Stated problem: Return each line of the records holding the string "your".

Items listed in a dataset
###

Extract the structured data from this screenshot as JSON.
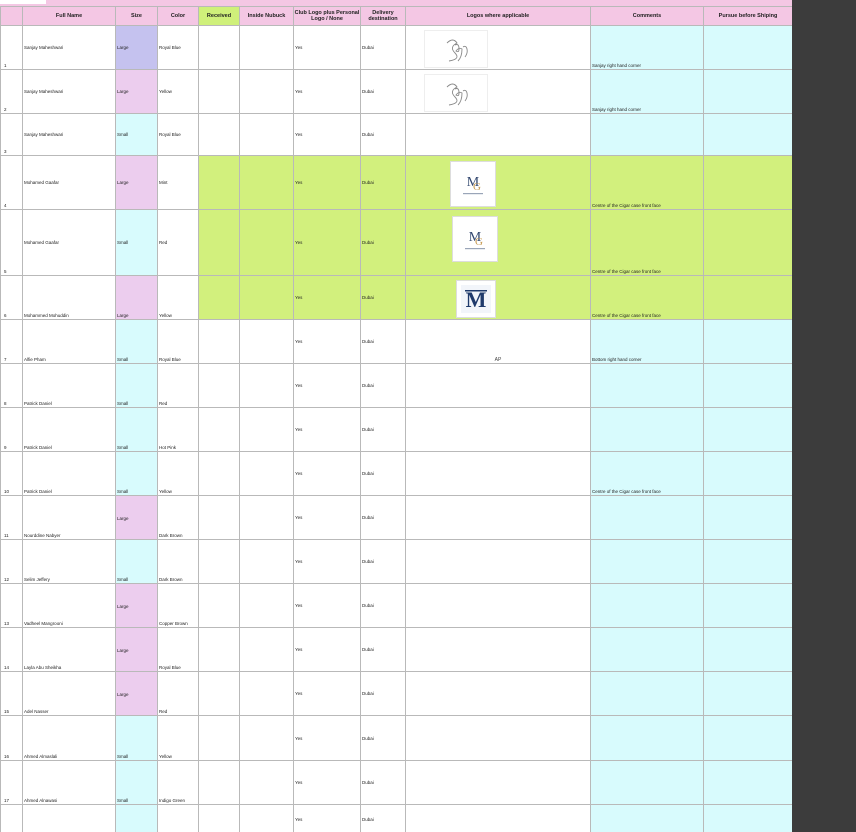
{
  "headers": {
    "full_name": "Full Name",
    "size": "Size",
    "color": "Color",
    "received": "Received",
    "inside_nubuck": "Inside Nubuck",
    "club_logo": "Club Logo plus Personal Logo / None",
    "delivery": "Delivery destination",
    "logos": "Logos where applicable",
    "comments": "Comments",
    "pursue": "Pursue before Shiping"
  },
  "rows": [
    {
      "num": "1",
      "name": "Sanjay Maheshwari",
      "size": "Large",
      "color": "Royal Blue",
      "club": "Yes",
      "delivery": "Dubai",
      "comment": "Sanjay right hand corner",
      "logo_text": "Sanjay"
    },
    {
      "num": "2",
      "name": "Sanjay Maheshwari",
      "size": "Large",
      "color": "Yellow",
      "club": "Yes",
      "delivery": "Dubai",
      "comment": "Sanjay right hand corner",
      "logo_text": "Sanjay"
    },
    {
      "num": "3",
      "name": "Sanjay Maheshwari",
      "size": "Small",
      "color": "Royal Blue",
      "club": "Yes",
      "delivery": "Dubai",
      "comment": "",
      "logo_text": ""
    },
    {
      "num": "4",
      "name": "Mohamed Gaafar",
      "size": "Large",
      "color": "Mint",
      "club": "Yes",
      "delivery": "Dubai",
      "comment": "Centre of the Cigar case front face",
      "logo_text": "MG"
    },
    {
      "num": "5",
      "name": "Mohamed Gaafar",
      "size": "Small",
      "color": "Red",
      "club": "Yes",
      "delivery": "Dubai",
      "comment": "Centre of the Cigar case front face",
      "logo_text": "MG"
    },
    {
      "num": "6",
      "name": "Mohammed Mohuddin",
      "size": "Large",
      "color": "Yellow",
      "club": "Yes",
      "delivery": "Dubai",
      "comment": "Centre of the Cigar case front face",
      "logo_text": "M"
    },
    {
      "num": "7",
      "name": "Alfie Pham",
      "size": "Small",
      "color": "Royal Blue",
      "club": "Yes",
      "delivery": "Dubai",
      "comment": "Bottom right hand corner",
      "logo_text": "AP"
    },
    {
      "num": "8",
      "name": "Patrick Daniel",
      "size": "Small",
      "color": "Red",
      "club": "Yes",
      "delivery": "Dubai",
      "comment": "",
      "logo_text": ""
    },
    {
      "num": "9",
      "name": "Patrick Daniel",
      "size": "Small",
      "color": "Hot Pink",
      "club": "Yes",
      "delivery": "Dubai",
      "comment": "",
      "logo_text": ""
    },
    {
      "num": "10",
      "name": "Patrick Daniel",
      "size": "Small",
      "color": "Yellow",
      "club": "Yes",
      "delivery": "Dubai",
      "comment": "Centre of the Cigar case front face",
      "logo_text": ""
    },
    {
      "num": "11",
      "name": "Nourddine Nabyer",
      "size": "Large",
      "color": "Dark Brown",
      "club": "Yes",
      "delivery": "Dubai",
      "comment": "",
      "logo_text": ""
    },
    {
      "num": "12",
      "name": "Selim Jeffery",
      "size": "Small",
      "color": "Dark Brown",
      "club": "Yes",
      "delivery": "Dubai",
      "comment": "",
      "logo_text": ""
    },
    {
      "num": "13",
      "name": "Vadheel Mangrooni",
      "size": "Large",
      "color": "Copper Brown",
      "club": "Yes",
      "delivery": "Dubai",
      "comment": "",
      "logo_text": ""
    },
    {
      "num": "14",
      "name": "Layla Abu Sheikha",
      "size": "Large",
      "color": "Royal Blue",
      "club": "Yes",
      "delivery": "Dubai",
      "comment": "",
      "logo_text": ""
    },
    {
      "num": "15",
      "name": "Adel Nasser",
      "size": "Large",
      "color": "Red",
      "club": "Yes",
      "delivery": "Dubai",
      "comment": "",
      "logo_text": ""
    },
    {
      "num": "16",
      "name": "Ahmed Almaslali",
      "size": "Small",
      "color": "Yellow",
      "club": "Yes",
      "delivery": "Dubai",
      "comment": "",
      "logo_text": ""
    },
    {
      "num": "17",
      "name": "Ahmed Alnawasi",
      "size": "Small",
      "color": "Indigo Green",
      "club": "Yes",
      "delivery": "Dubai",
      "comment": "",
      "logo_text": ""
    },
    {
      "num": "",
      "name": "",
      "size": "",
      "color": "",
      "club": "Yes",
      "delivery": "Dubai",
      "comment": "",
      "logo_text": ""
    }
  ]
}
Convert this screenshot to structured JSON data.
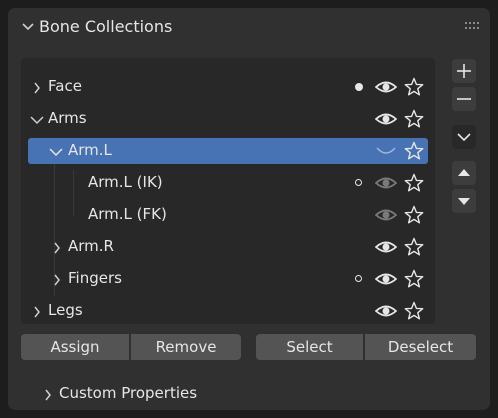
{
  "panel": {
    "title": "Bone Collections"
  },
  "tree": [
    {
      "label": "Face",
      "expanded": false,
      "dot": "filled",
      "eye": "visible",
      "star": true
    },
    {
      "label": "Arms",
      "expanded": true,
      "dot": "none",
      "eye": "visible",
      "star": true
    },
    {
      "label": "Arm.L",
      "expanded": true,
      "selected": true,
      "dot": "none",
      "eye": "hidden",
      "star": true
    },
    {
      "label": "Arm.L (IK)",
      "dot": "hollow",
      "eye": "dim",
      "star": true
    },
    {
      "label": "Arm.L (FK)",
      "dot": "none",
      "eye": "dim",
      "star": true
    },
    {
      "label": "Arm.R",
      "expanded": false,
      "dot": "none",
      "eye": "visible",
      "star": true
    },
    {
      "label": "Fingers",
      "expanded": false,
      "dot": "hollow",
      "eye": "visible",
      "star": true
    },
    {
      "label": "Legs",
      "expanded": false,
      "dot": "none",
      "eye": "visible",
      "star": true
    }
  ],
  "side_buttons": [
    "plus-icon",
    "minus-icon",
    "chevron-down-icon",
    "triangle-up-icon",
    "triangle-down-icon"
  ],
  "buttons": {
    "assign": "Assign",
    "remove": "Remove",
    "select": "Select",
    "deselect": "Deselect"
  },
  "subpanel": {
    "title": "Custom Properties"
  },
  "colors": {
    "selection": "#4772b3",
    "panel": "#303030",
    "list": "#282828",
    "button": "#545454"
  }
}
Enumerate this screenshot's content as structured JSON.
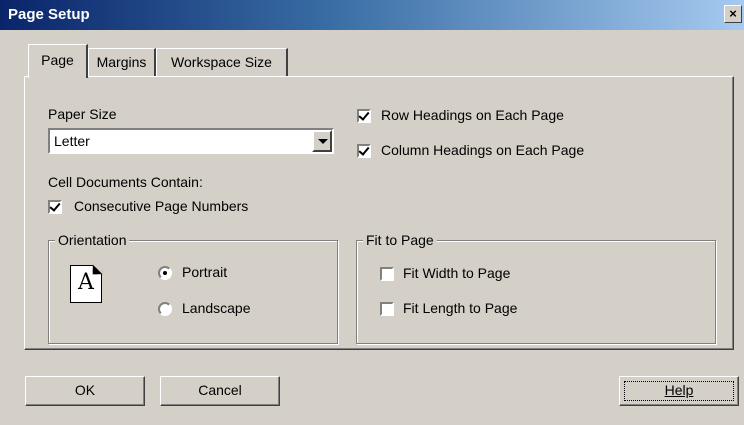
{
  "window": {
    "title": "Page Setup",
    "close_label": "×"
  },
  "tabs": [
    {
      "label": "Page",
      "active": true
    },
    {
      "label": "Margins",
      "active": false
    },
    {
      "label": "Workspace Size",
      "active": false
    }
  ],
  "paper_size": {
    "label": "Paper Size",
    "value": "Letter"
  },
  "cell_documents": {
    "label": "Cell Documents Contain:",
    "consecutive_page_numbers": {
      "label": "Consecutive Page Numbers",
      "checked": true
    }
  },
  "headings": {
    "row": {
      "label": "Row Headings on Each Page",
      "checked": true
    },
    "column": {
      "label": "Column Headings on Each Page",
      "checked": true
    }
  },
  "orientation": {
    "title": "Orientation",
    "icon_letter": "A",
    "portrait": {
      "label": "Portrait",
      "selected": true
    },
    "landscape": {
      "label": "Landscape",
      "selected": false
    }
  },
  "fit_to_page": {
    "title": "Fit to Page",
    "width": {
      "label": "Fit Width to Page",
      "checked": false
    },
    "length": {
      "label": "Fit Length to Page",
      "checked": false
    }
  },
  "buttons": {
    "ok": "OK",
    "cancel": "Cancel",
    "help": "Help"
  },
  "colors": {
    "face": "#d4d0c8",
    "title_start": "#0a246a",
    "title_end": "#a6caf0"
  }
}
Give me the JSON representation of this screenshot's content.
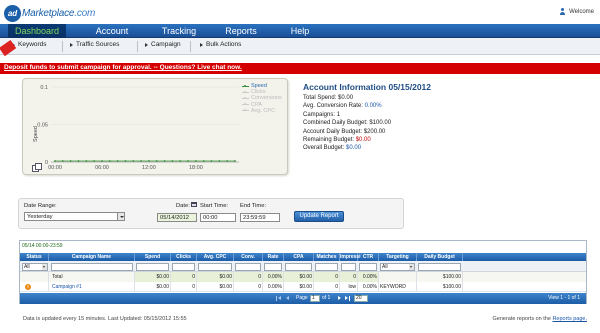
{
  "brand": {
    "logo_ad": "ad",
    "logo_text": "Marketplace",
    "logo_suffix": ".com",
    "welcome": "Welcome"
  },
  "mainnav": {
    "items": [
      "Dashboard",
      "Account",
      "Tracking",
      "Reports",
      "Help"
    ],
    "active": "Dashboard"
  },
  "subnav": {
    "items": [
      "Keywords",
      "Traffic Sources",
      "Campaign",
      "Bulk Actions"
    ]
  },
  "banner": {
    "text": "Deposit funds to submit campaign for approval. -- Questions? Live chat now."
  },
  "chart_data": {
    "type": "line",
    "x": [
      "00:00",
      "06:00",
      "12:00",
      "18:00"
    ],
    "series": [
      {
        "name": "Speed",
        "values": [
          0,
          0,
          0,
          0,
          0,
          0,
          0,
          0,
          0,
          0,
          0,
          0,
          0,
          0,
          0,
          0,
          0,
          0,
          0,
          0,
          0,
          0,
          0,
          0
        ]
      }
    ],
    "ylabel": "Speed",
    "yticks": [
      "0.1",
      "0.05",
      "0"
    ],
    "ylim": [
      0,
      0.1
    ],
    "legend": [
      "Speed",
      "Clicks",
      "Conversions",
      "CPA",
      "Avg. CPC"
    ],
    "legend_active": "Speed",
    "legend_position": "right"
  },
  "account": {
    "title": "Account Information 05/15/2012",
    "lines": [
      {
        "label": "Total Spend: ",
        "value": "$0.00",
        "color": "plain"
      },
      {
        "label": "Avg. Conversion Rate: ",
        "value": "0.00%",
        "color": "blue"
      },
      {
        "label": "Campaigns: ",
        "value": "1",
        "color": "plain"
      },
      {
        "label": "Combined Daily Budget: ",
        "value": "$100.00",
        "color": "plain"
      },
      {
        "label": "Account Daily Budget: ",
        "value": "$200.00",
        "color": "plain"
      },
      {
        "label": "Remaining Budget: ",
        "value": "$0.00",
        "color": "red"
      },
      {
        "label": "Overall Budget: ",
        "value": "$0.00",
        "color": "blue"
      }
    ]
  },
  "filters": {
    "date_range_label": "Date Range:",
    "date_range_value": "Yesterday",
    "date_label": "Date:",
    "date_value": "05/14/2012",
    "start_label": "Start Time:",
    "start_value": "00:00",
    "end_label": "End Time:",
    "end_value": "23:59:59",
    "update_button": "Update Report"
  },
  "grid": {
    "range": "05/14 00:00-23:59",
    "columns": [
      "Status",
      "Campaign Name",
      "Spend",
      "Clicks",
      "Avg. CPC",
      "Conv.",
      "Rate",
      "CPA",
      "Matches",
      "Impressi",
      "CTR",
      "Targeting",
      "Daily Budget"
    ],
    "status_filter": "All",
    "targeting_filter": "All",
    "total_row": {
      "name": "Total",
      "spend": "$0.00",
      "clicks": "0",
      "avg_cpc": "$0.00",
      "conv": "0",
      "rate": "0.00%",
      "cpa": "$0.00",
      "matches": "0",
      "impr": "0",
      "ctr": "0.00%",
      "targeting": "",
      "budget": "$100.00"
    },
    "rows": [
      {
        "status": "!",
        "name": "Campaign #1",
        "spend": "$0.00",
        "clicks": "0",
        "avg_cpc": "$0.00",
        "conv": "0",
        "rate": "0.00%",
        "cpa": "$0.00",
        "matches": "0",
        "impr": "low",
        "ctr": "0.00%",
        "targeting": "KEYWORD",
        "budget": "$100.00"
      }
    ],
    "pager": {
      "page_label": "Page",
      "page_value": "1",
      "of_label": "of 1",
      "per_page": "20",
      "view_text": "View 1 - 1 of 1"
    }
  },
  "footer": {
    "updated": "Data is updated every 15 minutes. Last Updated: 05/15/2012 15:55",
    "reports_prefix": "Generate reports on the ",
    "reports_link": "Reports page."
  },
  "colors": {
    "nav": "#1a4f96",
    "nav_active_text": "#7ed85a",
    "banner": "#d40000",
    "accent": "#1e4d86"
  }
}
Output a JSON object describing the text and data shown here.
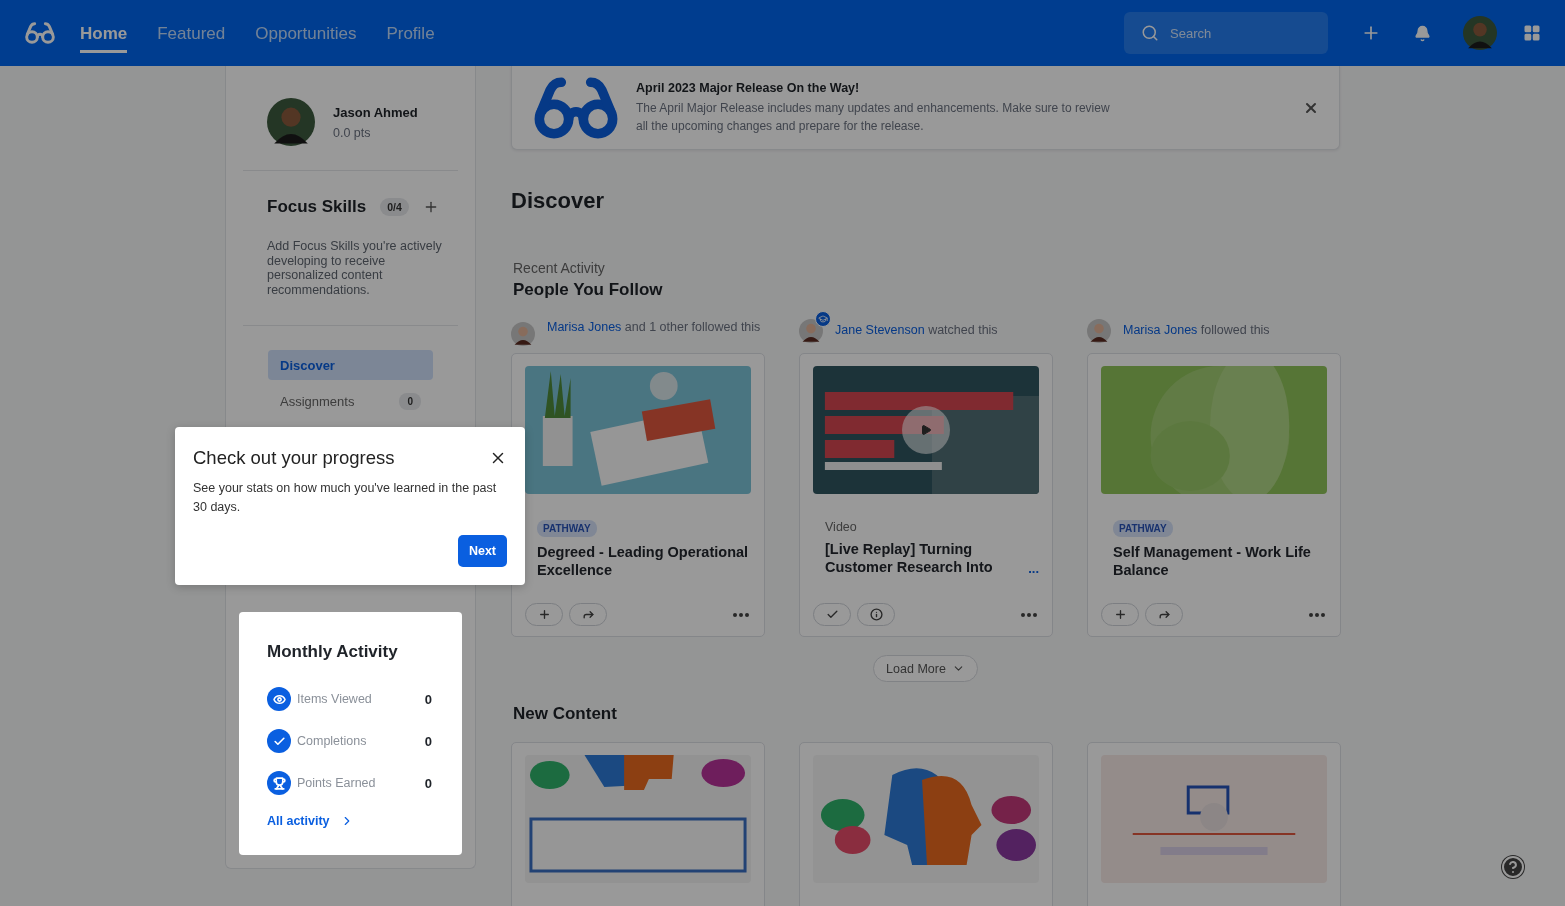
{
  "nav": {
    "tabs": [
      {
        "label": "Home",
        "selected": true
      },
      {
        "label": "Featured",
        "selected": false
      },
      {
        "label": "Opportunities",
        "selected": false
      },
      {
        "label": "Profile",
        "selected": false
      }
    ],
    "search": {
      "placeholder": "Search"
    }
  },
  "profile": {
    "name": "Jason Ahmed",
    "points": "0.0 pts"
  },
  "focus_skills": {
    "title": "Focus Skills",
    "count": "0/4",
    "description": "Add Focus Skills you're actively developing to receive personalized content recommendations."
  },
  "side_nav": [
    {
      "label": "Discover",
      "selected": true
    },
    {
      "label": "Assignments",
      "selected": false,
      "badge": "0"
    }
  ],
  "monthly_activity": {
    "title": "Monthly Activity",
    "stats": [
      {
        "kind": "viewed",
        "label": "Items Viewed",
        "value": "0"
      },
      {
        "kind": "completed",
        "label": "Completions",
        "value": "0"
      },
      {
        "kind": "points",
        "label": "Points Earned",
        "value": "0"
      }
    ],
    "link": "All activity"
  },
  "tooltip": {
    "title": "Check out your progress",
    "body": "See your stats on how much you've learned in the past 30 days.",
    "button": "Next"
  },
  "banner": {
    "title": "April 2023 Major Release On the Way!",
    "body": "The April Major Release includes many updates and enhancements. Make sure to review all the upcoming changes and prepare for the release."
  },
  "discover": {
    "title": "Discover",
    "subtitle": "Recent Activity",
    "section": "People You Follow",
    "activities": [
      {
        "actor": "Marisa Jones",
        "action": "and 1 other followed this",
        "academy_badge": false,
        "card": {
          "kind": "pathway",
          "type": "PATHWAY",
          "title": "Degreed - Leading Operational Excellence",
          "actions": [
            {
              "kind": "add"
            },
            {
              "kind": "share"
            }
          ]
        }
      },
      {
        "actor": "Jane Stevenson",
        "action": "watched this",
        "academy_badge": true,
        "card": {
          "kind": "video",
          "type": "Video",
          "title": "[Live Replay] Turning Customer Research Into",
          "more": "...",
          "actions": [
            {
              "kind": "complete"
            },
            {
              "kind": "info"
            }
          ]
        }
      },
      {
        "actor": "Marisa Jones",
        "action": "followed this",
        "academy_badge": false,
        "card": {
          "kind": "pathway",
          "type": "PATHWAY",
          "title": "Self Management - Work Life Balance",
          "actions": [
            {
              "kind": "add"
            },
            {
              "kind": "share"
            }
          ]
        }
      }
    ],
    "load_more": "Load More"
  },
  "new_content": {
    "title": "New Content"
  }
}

###

Task solution:
    "title": "Check out your progress",
    "body": "See your stats on how much you've learned in the past 30 days.",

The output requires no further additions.